Text extract>

>>>

FIRST AMENDMENT TO AGREEMENT AND PLAN OF MERGER

EX-2.2 4 dex22.htm FIRST AMENDMENT TO AGREEMENT AND PLAN OF MERGER DATED AS OF DECEMBER 19, 2003 First Amendment to Agreement and Plan of Merger dated as of December 19, 2003

Exhibit 2.2

 

FIRST AMENDMENT TO AGREEMENT AND PLAN OF MERGER

 

This First Amendment (this “Amendment”) to Agreement and Plan of Merger, dated as of December 19, 2003, is by and between Hughes Supply, Inc., a Florida corporation (the “Buyer”), and FS Equity Partners IV, L.P., a Delaware limited partnership (the “Stockholders’ Representative”), and Freeman Spogli & Co. LLC (“FS Management Company”). Capitalized terms used but not defined in this Amendment have the meaning given such terms in the Merger Agreement (defined below).

 

Background

 

The Parties have entered into an Agreement and Plan of Merger dated November 26, 2003 (the “Agreement”). The Parties now desire to amend the Agreement as set forth in this Amendment. In consideration of the mutual covenants and agreements set forth below, the Buyer and the Stockholders’ Representative agree as follows:

 

Terms

 

1. Section 2.3 of the Agreement is hereby amended by deleting such section and replacing it with the following:

 

2.3 Deliveries at the Closing. At the Closing, (a) the Stockholders’ Representative and the Company will deliver to the Buyer the various certificates, instruments, and documents referred to in Section 7.1 below, (b) the Buyer will deliver to the Company the various certificates, instruments, and documents referred to in Section 7.2 below and (c) the Buyer will deliver to Freeman Spogli & Co. LLC (the “FS Management Company”) by wire transfer of immediately available funds to the account designated by the Stockholders’ Representative the Net Assets Holdback and the Stockholder Holdback pursuant to Section 2.6 below.

 

2. Section 2.5(a) of the Agreement is hereby amended by deleting the first sentence thereof and replacing it with the following:

 

(a) At least five (5) business days prior to the Closing Date, the Company shall deliver to the Buyer a good faith written estimate of the Net Assets Amount as of the close of business on the Closing Date (the “Estimated Closing Date Net Assets Amount”), which shall be subject to the Buyer’s review.

 

3. Section 2.5(b) of the Agreement is hereby amended by deleting the first sentence thereof and replacing it with the following:

 

(b) Within twenty (20) days after the Closing Date, the Buyer will prepare and deliver to the Stockholders’ Representative a balance sheet of the Company as of the close of business on the Closing Date (the “Final Closing Date Balance Sheet”), including a calculation of the Net Assets Amount as of the close of business on the Closing Date (the “Closing Date Net Assets Amount”).

 

4. Section 2.5(b) of the Agreement is hereby amended by adding the following as the last sentence of such section:

 

(b) Within two (2) business days after the Closing Date, the Buyer will deliver to the FS Management Company, by wire transfer in immediately available funds to the account designated by the FS Management Company, as an increase to the Net Assets Holdback, an amount equal to the cash and cash equivalents (including checks that have been received prior to the close of business on the Closing Date that have either not been


cashed or not been cleared) contained in the Company’s accounts as of the close of business on the Closing Date (excluding any amounts delivered by the Buyer to the Company in connection with the consummation of the transactions contemplated by this Agreement), net of the aggregate amount of all drafts, checks or wire transfers issued on such accounts that remain outstanding and uncleared as of the close of business on the Closing Date.

<<<

Material to process>

>>>

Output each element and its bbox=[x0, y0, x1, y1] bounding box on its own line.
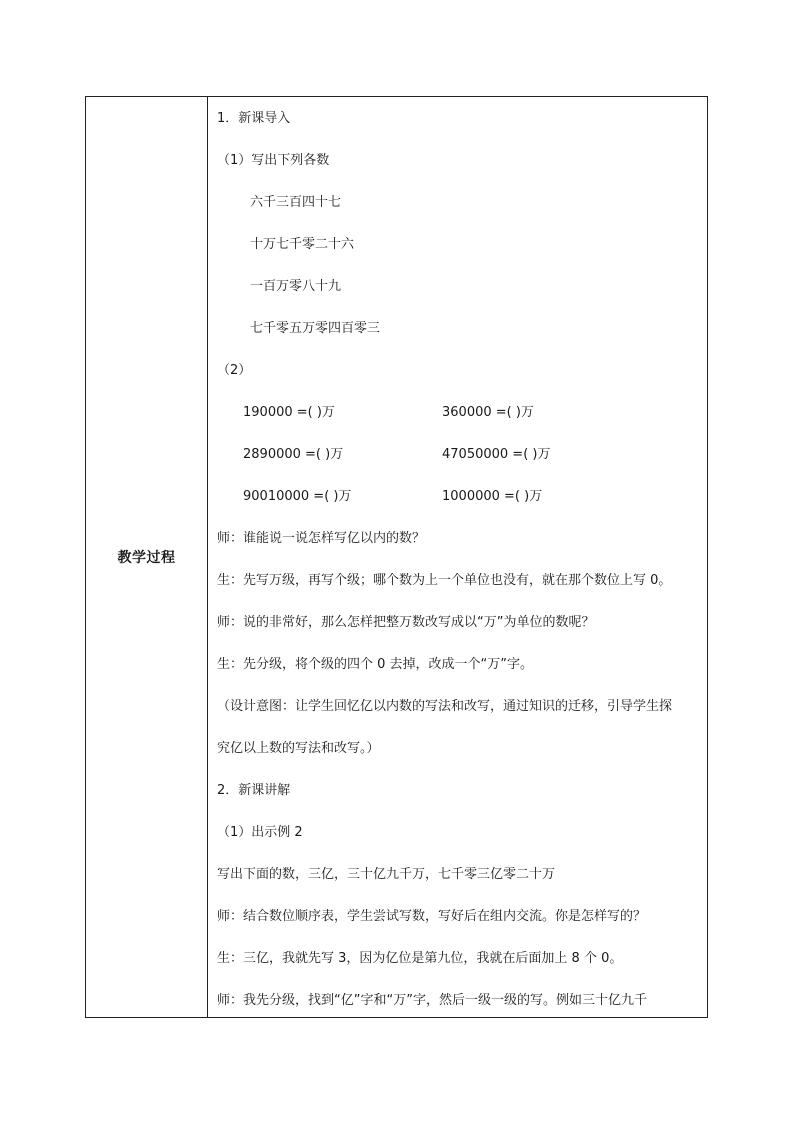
student-answer-3: 生：三亿，我就先写 3，因为亿位是第九位，我就在后面加上 8 个 0。 bbox=[217, 951, 623, 966]
number-word-4: 七千零五万零四百零三 bbox=[250, 321, 381, 336]
teacher-question-2: 师：说的非常好，那么怎样把整万数改写成以“万”为单位的数呢？ bbox=[217, 615, 595, 630]
lesson-table bbox=[85, 96, 708, 1018]
row-label: 教学过程 bbox=[117, 550, 176, 566]
exercise-1: 190000 =( )万 bbox=[243, 405, 335, 420]
teacher-explanation: 师：我先分级，找到“亿”字和“万”字，然后一级一级的写。例如三十亿九千 bbox=[217, 993, 647, 1008]
exercise-5: 90010000 =( )万 bbox=[243, 489, 352, 504]
content-cell bbox=[208, 97, 707, 1017]
design-intent-line-1: （设计意图：让学生回忆亿以内数的写法和改写，通过知识的迁移，引导学生探 bbox=[217, 699, 673, 714]
task-write-numbers: （1）写出下列各数 bbox=[217, 153, 330, 168]
design-intent-line-2: 究亿以上数的写法和改写。） bbox=[217, 741, 380, 756]
example-2-label: （1）出示例 2 bbox=[217, 825, 303, 840]
number-word-3: 一百万零八十九 bbox=[250, 279, 342, 294]
number-word-2: 十万七千零二十六 bbox=[250, 237, 355, 252]
exercise-3: 2890000 =( )万 bbox=[243, 447, 344, 462]
teacher-question-1: 师：谁能说一说怎样写亿以内的数？ bbox=[217, 531, 426, 546]
section-title-new-lesson: 2．新课讲解 bbox=[217, 783, 291, 798]
section-title-new-lesson-intro: 1．新课导入 bbox=[217, 111, 291, 126]
student-answer-2: 生：先分级，将个级的四个 0 去掉，改成一个“万”字。 bbox=[217, 657, 534, 672]
task-2-label: （2） bbox=[217, 363, 252, 378]
student-answer-1: 生：先写万级，再写个级；哪个数为上一个单位也没有，就在那个数位上写 0。 bbox=[217, 573, 672, 588]
exercise-2: 360000 =( )万 bbox=[442, 405, 534, 420]
example-2-prompt: 写出下面的数，三亿，三十亿九千万，七千零三亿零二十万 bbox=[217, 867, 556, 882]
row-label-cell bbox=[86, 97, 207, 1017]
exercise-6: 1000000 =( )万 bbox=[442, 489, 543, 504]
exercise-4: 47050000 =( )万 bbox=[442, 447, 551, 462]
number-word-1: 六千三百四十七 bbox=[250, 195, 342, 210]
teacher-instruction: 师：结合数位顺序表，学生尝试写数，写好后在组内交流。你是怎样写的？ bbox=[217, 909, 647, 924]
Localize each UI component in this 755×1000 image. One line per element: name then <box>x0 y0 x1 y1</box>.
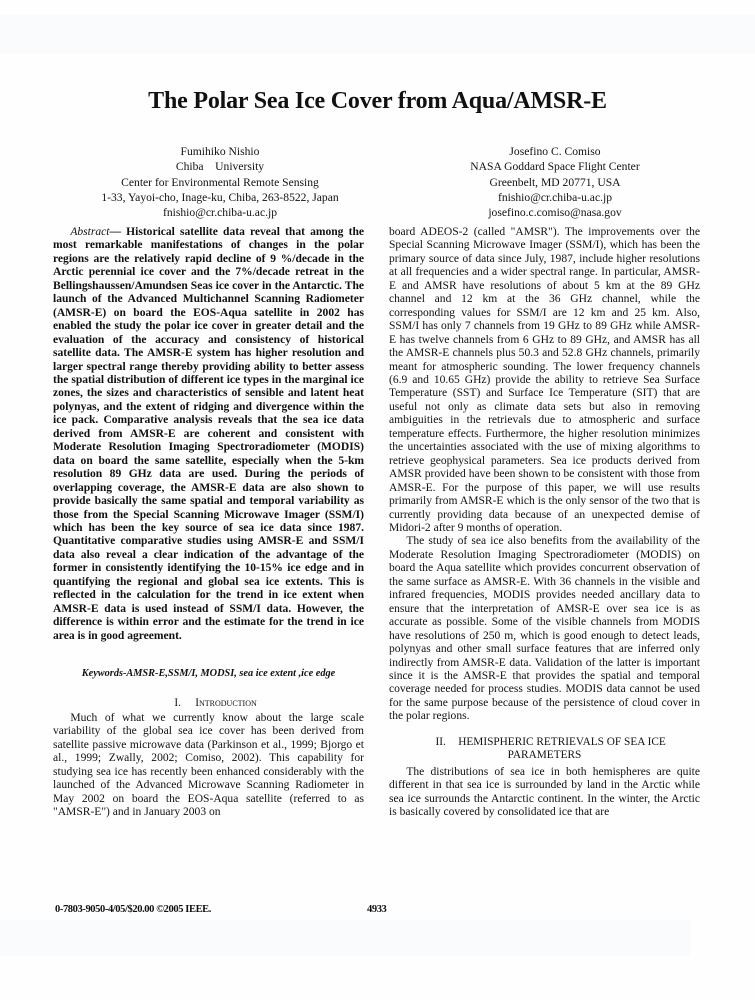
section-number: II. <box>435 735 446 748</box>
paragraph: board ADEOS-2 (called "AMSR"). The improvements over the Special Scanning Microwave Imager (SSM/I), which has been the primary source of data since July, 1987, include higher resolutions at all frequencies and a wider spectral range. In particular, AMSR-E and AMSR have resolutions of about 5 km at the 89 GHz channel and 12 km at the 36 GHz channel, while the corresponding values for SSM/I are 12 km and 25 km. Also, SSM/I has only 7 channels from 19 GHz to 89 GHz while AMSR-E has twelve channels from 6 GHz to 89 GHz, and AMSR has all the AMSR-E channels plus 50.3 and 52.8 GHz channels, primarily meant for atmospheric sounding. The lower frequency channels (6.9 and 10.65 GHz) provide the ability to retrieve Sea Surface Temperature (SST) and Surface Ice Temperature (SIT) that are useful not only as climate data sets but also in removing ambiguities in the retrievals due to atmospheric and surface temperature effects. Furthermore, the higher resolution minimizes the uncertainties associated with the use of mixing algorithms to retrieve geophysical parameters. Sea ice products derived from AMSR provided have been shown to be consistent with those from AMSR-E. For the purpose of this paper, we will use results primarily from AMSR-E which is the only sensor of the two that is currently providing data because of an unexpected demise of Midori-2 after 9 months of operation. <box>389 226 700 534</box>
author-address: 1-33, Yayoi-cho, Inage-ku, Chiba, 263-8522, Japan <box>101 190 339 204</box>
author-affiliation: Chiba University <box>175 160 265 174</box>
top-band <box>0 15 755 53</box>
paragraph: The study of sea ice also benefits from the availability of the Moderate Resolution Imaging Spectroradiometer (MODIS) on board the Aqua satellite which provides concurrent observation of the same surface as AMSR-E. With 36 channels in the visible and infrared frequencies, MODIS provides needed ancillary data to ensure that the interpretation of AMSR-E over sea ice is as accurate as possible. Some of the visible channels from MODIS have resolutions of 250 m, which is good enough to detect leads, polynyas and other small surface features that are inferred only indirectly from AMSR-E data. Validation of the latter is important since it is the AMSR-E that provides the spatial and temporal coverage needed for process studies. MODIS data cannot be used for the same purpose because of the persistence of cloud cover in the polar regions. <box>389 535 700 723</box>
abstract-dash: — <box>109 226 121 238</box>
section-title-line1: HEMISPHERIC RETRIEVALS OF SEA ICE <box>458 735 666 748</box>
bottom-band <box>0 920 690 956</box>
author-block-comiso <box>390 144 720 220</box>
right-column <box>389 226 700 820</box>
section-heading-hemispheric <box>389 736 700 763</box>
author-name: Josefino C. Comiso <box>509 145 601 158</box>
author-affiliation: NASA Goddard Space Flight Center <box>470 160 640 174</box>
author-department: Center for Environmental Remote Sensing <box>121 175 319 189</box>
author-email[interactable]: fnishio@cr.chiba-u.ac.jp <box>162 206 278 220</box>
abstract <box>53 226 364 643</box>
paragraph: The distributions of sea ice in both hemispheres are quite different in that sea ice is surrounded by land in the Arctic while sea ice surrounds the Antarctic continent. In the winter, the Arctic is basically covered by consolidated ice that are <box>389 765 700 819</box>
author-email[interactable]: fnishio@cr.chiba-u.ac.jp <box>497 190 613 204</box>
left-column <box>53 226 364 820</box>
section-heading-introduction <box>53 697 364 710</box>
paper-title: The Polar Sea Ice Cover from Aqua/AMSR-E <box>148 88 607 114</box>
section-number: I. <box>174 696 182 709</box>
author-name: Fumihiko Nishio <box>180 145 260 158</box>
page-number: 4933 <box>367 904 387 915</box>
author-email[interactable]: josefino.c.comiso@nasa.gov <box>488 206 622 220</box>
abstract-body: Historical satellite data reveal that among the most remarkable manifestations of changes in the polar regions are the relatively rapid decline of 9 %/decade in the Arctic perennial ice cover and the 7%/decade retreat in the Bellingshaussen/Amundsen Seas ice cover in the Antarctic. The launch of the Advanced Multichannel Scanning Radiometer (AMSR-E) on board the EOS-Aqua satellite in 2002 has enabled the study the polar ice cover in greater detail and the evaluation of the accuracy and consistency of historical satellite data. The AMSR-E system has higher resolution and larger spectral range thereby providing ability to better assess the spatial distribution of different ice types in the marginal ice zones, the sizes and characteristics of sensible and latent heat polynyas, and the extent of ridging and divergence within the ice pack. Comparative analysis reveals that the sea ice data derived from AMSR-E are coherent and consistent with Moderate Resolution Imaging Spectroradiometer (MODIS) data on board the same satellite, especially when the 5-km resolution 89 GHz data are used. During the periods of overlapping coverage, the AMSR-E data are also shown to provide basically the same spatial and temporal variability as those from the Special Scanning Microwave Imager (SSM/I) which has been the key source of sea ice data since 1987. Quantitative comparative studies using AMSR-E and SSM/I data also reveal a clear indication of the advantage of the former in consistently identifying the 10-15% ice edge and in quantifying the regional and global sea ice extents. This is reflected in the calculation for the trend in ice extent when AMSR-E data is used instead of SSM/I data. However, the difference is within error and the estimate for the trend in ice area is in good agreement. <box>53 226 364 642</box>
abstract-label: Abstract <box>70 226 110 238</box>
copyright-notice: 0-7803-9050-4/05/$20.00 ©2005 IEEE. <box>55 904 212 915</box>
section-title-line2: PARAMETERS <box>507 749 582 762</box>
keywords: Keywords-AMSR-E,SSM/I, MODSI, sea ice extent ,ice edge <box>81 668 336 680</box>
paragraph: Much of what we currently know about the large scale variability of the global sea ice cover has been derived from satellite passive microwave data (Parkinson et al., 1999; Bjorgo et al., 1999; Zwally, 2002; Comiso, 2002). This capability for studying sea ice has recently been enhanced considerably with the launched of the Advanced Microwave Scanning Radiometer in May 2002 on board the EOS-Aqua satellite (referred to as "AMSR-E") and in January 2003 on <box>53 711 364 819</box>
author-block-nishio <box>55 144 385 220</box>
author-address: Greenbelt, MD 20771, USA <box>489 175 621 189</box>
section-title: Introduction <box>195 696 257 709</box>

<<<

Short problem 1>
Can you express the entry lines from the one holding "student-answer-3: 生：三亿，我就先写 3，因为亿位是第九位，我就在后面加上" through the one holding "exercise-1: 190000 =( )万", inclusive, as a JSON list of strings with one string per line?
Short problem 2>
What comes next in the merger agreement amendment? Continue it from its last sentence.

Exercise response 1>
[
  "student-answer-3: 生：三亿，我就先写 3，因为亿位是第九位，我就在后面加上 8 个 0。 bbox=[217, 951, 623, 966]",
  "number-word-4: 七千零五万零四百零三 bbox=[250, 321, 381, 336]",
  "teacher-question-2: 师：说的非常好，那么怎样把整万数改写成以“万”为单位的数呢？ bbox=[217, 615, 595, 630]",
  "lesson-table bbox=[85, 96, 708, 1018]",
  "row-label: 教学过程 bbox=[117, 550, 176, 566]",
  "exercise-1: 190000 =( )万 bbox=[243, 405, 335, 420]"
]

Exercise response 2>
 

5. Section 2.5(f) of the Agreement is hereby amended by deleting the first sentence thereof and replacing it with the following:

 

(f) The FS Management Company agrees that it shall retain, and not distribute to its general or limited partners, or to the holders of the Company Common Shares or the Company Options, $3,000,000 of the Preliminary Purchase Price plus the amount delivered to the FS Management Company pursuant to the last sentence of Section 2.5(b) above (the “Net Assets Holdback”) until the Final Closing Date Net Assets Amount has become final and binding on the Parties pursuant to Section 2.5(c) and all amounts required to be paid by the Stockholders’ Representative or the Buyer pursuant to Section 2.5(d) have been paid in full.

 

6. Section 10.16 of the Agreement is hereby amended by adding the following new subsection (e):

 

(e) With respect to the rights and obligations of the Stockholders’ Representative relating to the Net Assets Holdback and the Stockholder Holdback in this Agreement, the FS Management Company is hereby substituted for the Stockholders’ Representative throughout this Agreement, and the FS Management Company hereby accepts such substitution and appointment for all such purposes.

 

7. Waiver. The Buyer hereby acknowledges that it has received each of the Estimated Closing Date Net Assets Amount under Section 2.5(a) of the Agreement, the certificate described in the last sentence of Section 2.5(a) of the Agreement and the supplements to the Company Disclosure Letter described in Section 5.6(b) of the Agreement, and the Buyer hereby waives any failure by the Company to deliver any such item within the time periods set forth in the Agreement. No other waiver is made by the Buyer.

 

8. Amendment. Except as affected by this Amendment, the Agreement is unchanged and continues in full force and effect. All references to the Agreement shall refer to the Agreement as amended by this Amendment. This Amendment shall be binding upon and inure to the benefit of each of the undersigned and their respective successors and permitted assigns.

 

9. Counterparts. This Amendment may be executed in one or more counterparts, each of which shall be deemed an original but all of which together will constitute one and the same instrument. Delivery of an executed counterpart of a signature page to this Amendment by facsimile shall be as effective as delivery of a manually executed counterpart of this Amendment.

 

10. Governing Law. This Amendment shall be governed by and construed in accordance with the domestic laws of the State of Delaware without giving effect to any choice or conflict of law provision or rule (whether of the State of Delaware or any other jurisdiction) that would cause the application of the laws of any jurisdiction other than the State of Delaware.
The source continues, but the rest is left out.